Stored data
====================

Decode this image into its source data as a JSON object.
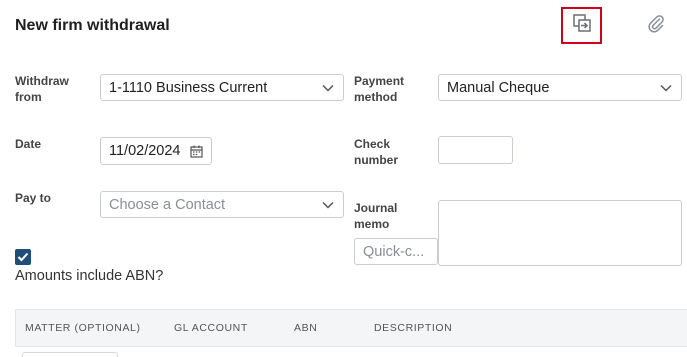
{
  "header": {
    "title": "New firm withdrawal"
  },
  "form": {
    "withdraw_from": {
      "label": "Withdraw\nfrom",
      "value": "1-1110 Business Current"
    },
    "payment_method": {
      "label": "Payment\nmethod",
      "value": "Manual Cheque"
    },
    "date": {
      "label": "Date",
      "value": "11/02/2024"
    },
    "check_number": {
      "label": "Check\nnumber",
      "value": ""
    },
    "pay_to": {
      "label": "Pay to",
      "placeholder": "Choose a Contact"
    },
    "journal_memo": {
      "label": "Journal\nmemo",
      "value": ""
    },
    "quick_code": {
      "placeholder": "Quick-c..."
    },
    "amounts_include_abn": {
      "checked": true,
      "label": "Amounts include ABN?"
    }
  },
  "table": {
    "columns": [
      "MATTER (OPTIONAL)",
      "GL ACCOUNT",
      "ABN",
      "DESCRIPTION"
    ]
  },
  "colors": {
    "highlight": "#d0021b",
    "checkbox": "#1f4e79"
  },
  "icons": {
    "copy": "copy-icon",
    "attach": "paperclip-icon",
    "calendar": "calendar-icon",
    "chevron": "chevron-down-icon",
    "check": "checkmark-icon"
  }
}
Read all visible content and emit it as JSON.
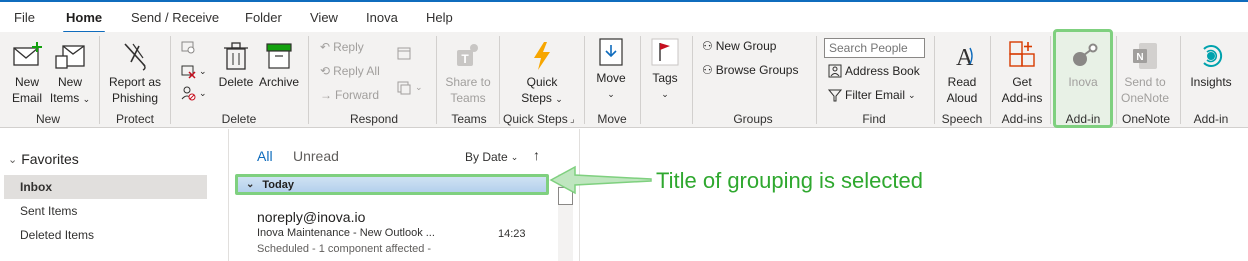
{
  "menu": {
    "items": [
      "File",
      "Home",
      "Send / Receive",
      "Folder",
      "View",
      "Inova",
      "Help"
    ],
    "active": "Home"
  },
  "ribbon": {
    "new_email": [
      "New",
      "Email"
    ],
    "new_items": [
      "New",
      "Items"
    ],
    "report_phishing": [
      "Report as",
      "Phishing"
    ],
    "delete": "Delete",
    "archive": "Archive",
    "reply": "Reply",
    "reply_all": "Reply All",
    "forward": "Forward",
    "share_teams": [
      "Share to",
      "Teams"
    ],
    "quick_steps": [
      "Quick",
      "Steps"
    ],
    "move": "Move",
    "tags": "Tags",
    "new_group": "New Group",
    "browse_groups": "Browse Groups",
    "search_people_placeholder": "Search People",
    "address_book": "Address Book",
    "filter_email": "Filter Email",
    "read_aloud": [
      "Read",
      "Aloud"
    ],
    "get_addins": [
      "Get",
      "Add-ins"
    ],
    "inova": "Inova",
    "send_onenote": [
      "Send to",
      "OneNote"
    ],
    "insights": "Insights",
    "groups": [
      "New",
      "Protect",
      "Delete",
      "Respond",
      "Teams",
      "Quick Steps",
      "Move",
      "Groups",
      "Find",
      "Speech",
      "Add-ins",
      "Add-in",
      "OneNote",
      "Add-in"
    ]
  },
  "folders": {
    "header": "Favorites",
    "items": [
      "Inbox",
      "Sent Items",
      "Deleted Items"
    ],
    "selected": "Inbox"
  },
  "message_list": {
    "filter_all": "All",
    "filter_unread": "Unread",
    "sort_by": "By Date",
    "group_title": "Today",
    "messages": [
      {
        "sender": "noreply@inova.io",
        "subject": "Inova Maintenance - New Outlook ...",
        "time": "14:23",
        "preview": "Scheduled - 1 component affected -"
      }
    ]
  },
  "annotation": {
    "text": "Title of grouping is selected",
    "color": "#2fa82f"
  },
  "colors": {
    "accent": "#0f6cbd",
    "highlight": "#7fd07f"
  }
}
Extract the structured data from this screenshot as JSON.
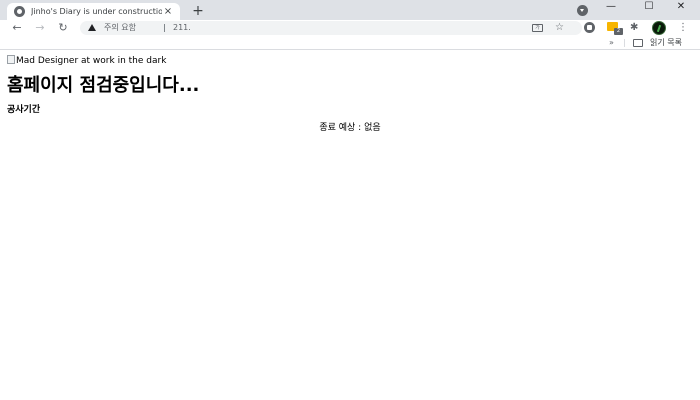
{
  "browser": {
    "tab_title": "Jinho's Diary is under construction",
    "tab_close": "×",
    "new_tab": "+",
    "window_min": "—",
    "window_max": "☐",
    "window_close": "✕",
    "nav_back": "←",
    "nav_forward": "→",
    "nav_reload": "↻",
    "omnibox_warning": "주의 요함",
    "omnibox_url": "211.",
    "star": "☆",
    "ext_badge": "2",
    "puzzle": "✱",
    "menu": "⋮",
    "bookmarks_overflow": "»",
    "reading_list": "읽기 목록",
    "translate_glyph": "가"
  },
  "page": {
    "image_alt": "Mad Designer at work in the dark",
    "title": "홈페이지 점검중입니다...",
    "section_label": "공사기간",
    "expected_end": "종료 예상 : 없음"
  },
  "colors": {
    "chrome_background": "#dee1e6",
    "omnibox_background": "#f1f3f4",
    "extension_yellow": "#f7b500"
  }
}
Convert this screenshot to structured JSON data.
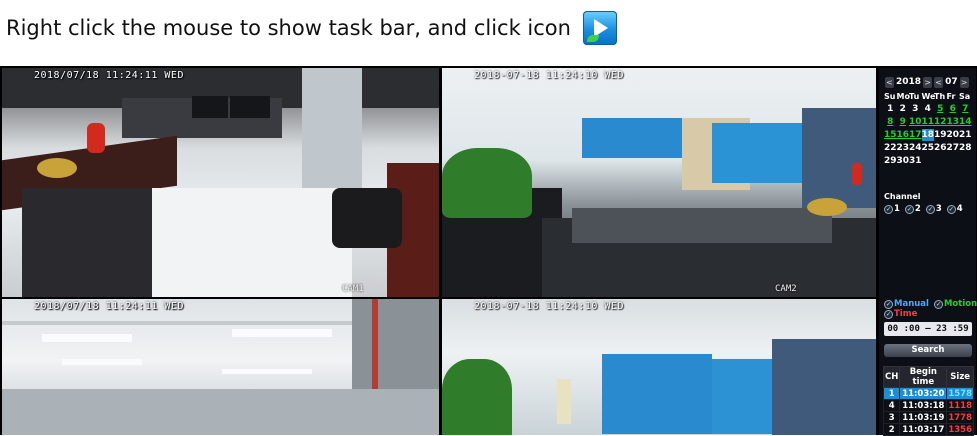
{
  "instruction": {
    "text": "Right click the mouse to show task bar, and click icon",
    "icon": "playback-icon"
  },
  "cameras": [
    {
      "timestamp": "2018/07/18 11:24:11 WED",
      "label": "CAM1"
    },
    {
      "timestamp": "2018-07-18 11:24:10 WED",
      "label": "CAM2"
    },
    {
      "timestamp": "2018/07/18 11:24:11 WED",
      "label": ""
    },
    {
      "timestamp": "2018-07-18 11:24:10 WED",
      "label": ""
    }
  ],
  "calendar": {
    "year": "2018",
    "month": "07",
    "weekday_header": [
      "Su",
      "Mo",
      "Tu",
      "We",
      "Th",
      "Fr",
      "Sa"
    ],
    "days": [
      [
        "",
        "",
        "",
        "",
        "",
        "",
        ""
      ],
      [
        "1",
        "2",
        "3",
        "4",
        "5",
        "6",
        "7"
      ],
      [
        "8",
        "9",
        "10",
        "11",
        "12",
        "13",
        "14"
      ],
      [
        "15",
        "16",
        "17",
        "18",
        "19",
        "20",
        "21"
      ],
      [
        "22",
        "23",
        "24",
        "25",
        "26",
        "27",
        "28"
      ],
      [
        "29",
        "30",
        "31",
        "",
        "",
        "",
        ""
      ]
    ],
    "record_days": [
      "5",
      "6",
      "7",
      "8",
      "9",
      "10",
      "11",
      "12",
      "13",
      "14",
      "15",
      "16",
      "17"
    ],
    "selected_day": "18",
    "record_color": "#1fd12d",
    "selected_color": "#1b8fd4"
  },
  "channel": {
    "title": "Channel",
    "items": [
      "1",
      "2",
      "3",
      "4"
    ]
  },
  "record_type": {
    "manual": "Manual",
    "motion": "Motion",
    "time": "Time",
    "manual_color": "#4aa8ff",
    "motion_color": "#22d12a",
    "time_color": "#ff3a3a"
  },
  "time_range": "00 :00 – 23 :59",
  "search_label": "Search",
  "results": {
    "columns": [
      "CH",
      "Begin time",
      "Size"
    ],
    "rows": [
      {
        "ch": "1",
        "time": "11:03:20",
        "size": "1578"
      },
      {
        "ch": "4",
        "time": "11:03:18",
        "size": "1118"
      },
      {
        "ch": "3",
        "time": "11:03:19",
        "size": "1778"
      },
      {
        "ch": "2",
        "time": "11:03:17",
        "size": "1356"
      }
    ]
  }
}
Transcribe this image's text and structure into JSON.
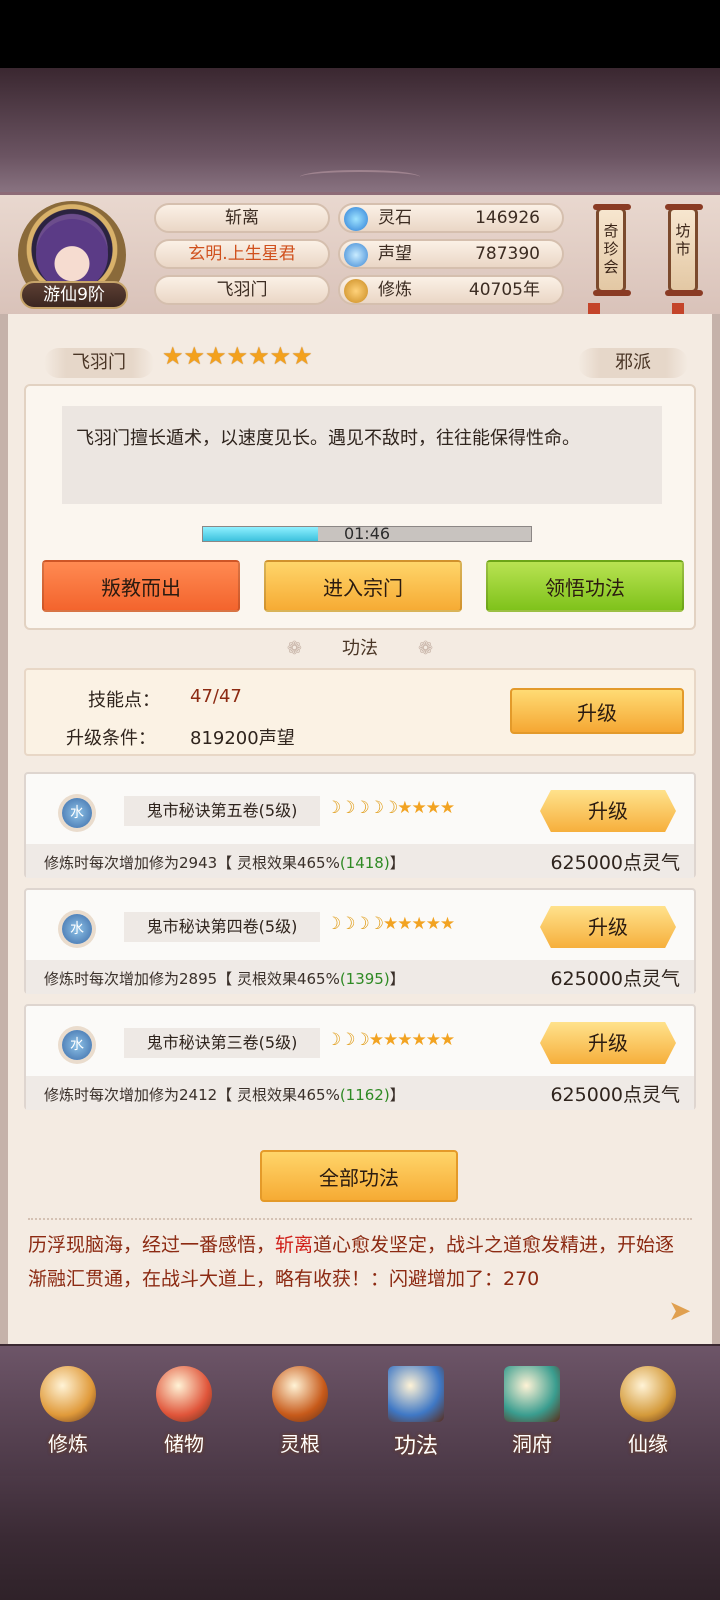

====================

The request - Transcribe all the records above word for word, without their images.

Worked solution -
Decode this image into its source data as a JSON object.
{
  "header": {
    "title": "New firm withdrawal"
  },
  "form": {
    "withdraw_from": {
      "label": "Withdraw\nfrom",
      "value": "1-1110 Business Current"
    },
    "payment_method": {
      "label": "Payment\nmethod",
      "value": "Manual Cheque"
    },
    "date": {
      "label": "Date",
      "value": "11/02/2024"
    },
    "check_number": {
      "label": "Check\nnumber",
      "value": ""
    },
    "pay_to": {
      "label": "Pay to",
      "placeholder": "Choose a Contact"
    },
    "journal_memo": {
      "label": "Journal\nmemo",
      "value": ""
    },
    "quick_code": {
      "placeholder": "Quick-c..."
    },
    "amounts_include_abn": {
      "checked": true,
      "label": "Amounts include ABN?"
    }
  },
  "table": {
    "columns": [
      "MATTER (OPTIONAL)",
      "GL ACCOUNT",
      "ABN",
      "DESCRIPTION"
    ]
  },
  "colors": {
    "highlight": "#d0021b",
    "checkbox": "#1f4e79"
  },
  "icons": {
    "copy": "copy-icon",
    "attach": "paperclip-icon",
    "calendar": "calendar-icon",
    "chevron": "chevron-down-icon",
    "check": "checkmark-icon"
  }
}
Read all visible content and emit it as JSON.
{
  "menu": {
    "items": [
      "File",
      "Home",
      "Send / Receive",
      "Folder",
      "View",
      "Inova",
      "Help"
    ],
    "active": "Home"
  },
  "ribbon": {
    "new_email": [
      "New",
      "Email"
    ],
    "new_items": [
      "New",
      "Items"
    ],
    "report_phishing": [
      "Report as",
      "Phishing"
    ],
    "delete": "Delete",
    "archive": "Archive",
    "reply": "Reply",
    "reply_all": "Reply All",
    "forward": "Forward",
    "share_teams": [
      "Share to",
      "Teams"
    ],
    "quick_steps": [
      "Quick",
      "Steps"
    ],
    "move": "Move",
    "tags": "Tags",
    "new_group": "New Group",
    "browse_groups": "Browse Groups",
    "search_people_placeholder": "Search People",
    "address_book": "Address Book",
    "filter_email": "Filter Email",
    "read_aloud": [
      "Read",
      "Aloud"
    ],
    "get_addins": [
      "Get",
      "Add-ins"
    ],
    "inova": "Inova",
    "send_onenote": [
      "Send to",
      "OneNote"
    ],
    "insights": "Insights",
    "groups": [
      "New",
      "Protect",
      "Delete",
      "Respond",
      "Teams",
      "Quick Steps",
      "Move",
      "Groups",
      "Find",
      "Speech",
      "Add-ins",
      "Add-in",
      "OneNote",
      "Add-in"
    ]
  },
  "folders": {
    "header": "Favorites",
    "items": [
      "Inbox",
      "Sent Items",
      "Deleted Items"
    ],
    "selected": "Inbox"
  },
  "message_list": {
    "filter_all": "All",
    "filter_unread": "Unread",
    "sort_by": "By Date",
    "group_title": "Today",
    "messages": [
      {
        "sender": "noreply@inova.io",
        "subject": "Inova Maintenance - New Outlook ...",
        "time": "14:23",
        "preview": "Scheduled - 1 component affected -"
      }
    ]
  },
  "annotation": {
    "text": "Title of grouping is selected",
    "color": "#2fa82f"
  },
  "colors": {
    "accent": "#0f6cbd",
    "highlight": "#7fd07f"
  }
}
Extract the structured data from this screenshot as JSON.
{
  "browser": {
    "tab_title": "Jinho's Diary is under construction",
    "tab_close": "×",
    "new_tab": "+",
    "window_min": "—",
    "window_max": "☐",
    "window_close": "✕",
    "nav_back": "←",
    "nav_forward": "→",
    "nav_reload": "↻",
    "omnibox_warning": "주의 요함",
    "omnibox_url": "211.",
    "star": "☆",
    "ext_badge": "2",
    "puzzle": "✱",
    "menu": "⋮",
    "bookmarks_overflow": "»",
    "reading_list": "읽기 목록",
    "translate_glyph": "가"
  },
  "page": {
    "image_alt": "Mad Designer at work in the dark",
    "title": "홈페이지 점검중입니다...",
    "section_label": "공사기간",
    "expected_end": "종료 예상 : 없음"
  },
  "colors": {
    "chrome_background": "#dee1e6",
    "omnibox_background": "#f1f3f4",
    "extension_yellow": "#f7b500"
  }
}
Convert this screenshot to structured JSON data.
{
  "instruction": {
    "text": "Right click the mouse to show task bar, and click icon",
    "icon": "playback-icon"
  },
  "cameras": [
    {
      "timestamp": "2018/07/18 11:24:11 WED",
      "label": "CAM1"
    },
    {
      "timestamp": "2018-07-18 11:24:10 WED",
      "label": "CAM2"
    },
    {
      "timestamp": "2018/07/18 11:24:11 WED",
      "label": ""
    },
    {
      "timestamp": "2018-07-18 11:24:10 WED",
      "label": ""
    }
  ],
  "calendar": {
    "year": "2018",
    "month": "07",
    "weekday_header": [
      "Su",
      "Mo",
      "Tu",
      "We",
      "Th",
      "Fr",
      "Sa"
    ],
    "days": [
      [
        "",
        "",
        "",
        "",
        "",
        "",
        ""
      ],
      [
        "1",
        "2",
        "3",
        "4",
        "5",
        "6",
        "7"
      ],
      [
        "8",
        "9",
        "10",
        "11",
        "12",
        "13",
        "14"
      ],
      [
        "15",
        "16",
        "17",
        "18",
        "19",
        "20",
        "21"
      ],
      [
        "22",
        "23",
        "24",
        "25",
        "26",
        "27",
        "28"
      ],
      [
        "29",
        "30",
        "31",
        "",
        "",
        "",
        ""
      ]
    ],
    "record_days": [
      "5",
      "6",
      "7",
      "8",
      "9",
      "10",
      "11",
      "12",
      "13",
      "14",
      "15",
      "16",
      "17"
    ],
    "selected_day": "18",
    "record_color": "#1fd12d",
    "selected_color": "#1b8fd4"
  },
  "channel": {
    "title": "Channel",
    "items": [
      "1",
      "2",
      "3",
      "4"
    ]
  },
  "record_type": {
    "manual": "Manual",
    "motion": "Motion",
    "time": "Time",
    "manual_color": "#4aa8ff",
    "motion_color": "#22d12a",
    "time_color": "#ff3a3a"
  },
  "time_range": "00 :00 – 23 :59",
  "search_label": "Search",
  "results": {
    "columns": [
      "CH",
      "Begin time",
      "Size"
    ],
    "rows": [
      {
        "ch": "1",
        "time": "11:03:20",
        "size": "1578"
      },
      {
        "ch": "4",
        "time": "11:03:18",
        "size": "1118"
      },
      {
        "ch": "3",
        "time": "11:03:19",
        "size": "1778"
      },
      {
        "ch": "2",
        "time": "11:03:17",
        "size": "1356"
      }
    ]
  }
}
Transcribe this image's text and structure into JSON.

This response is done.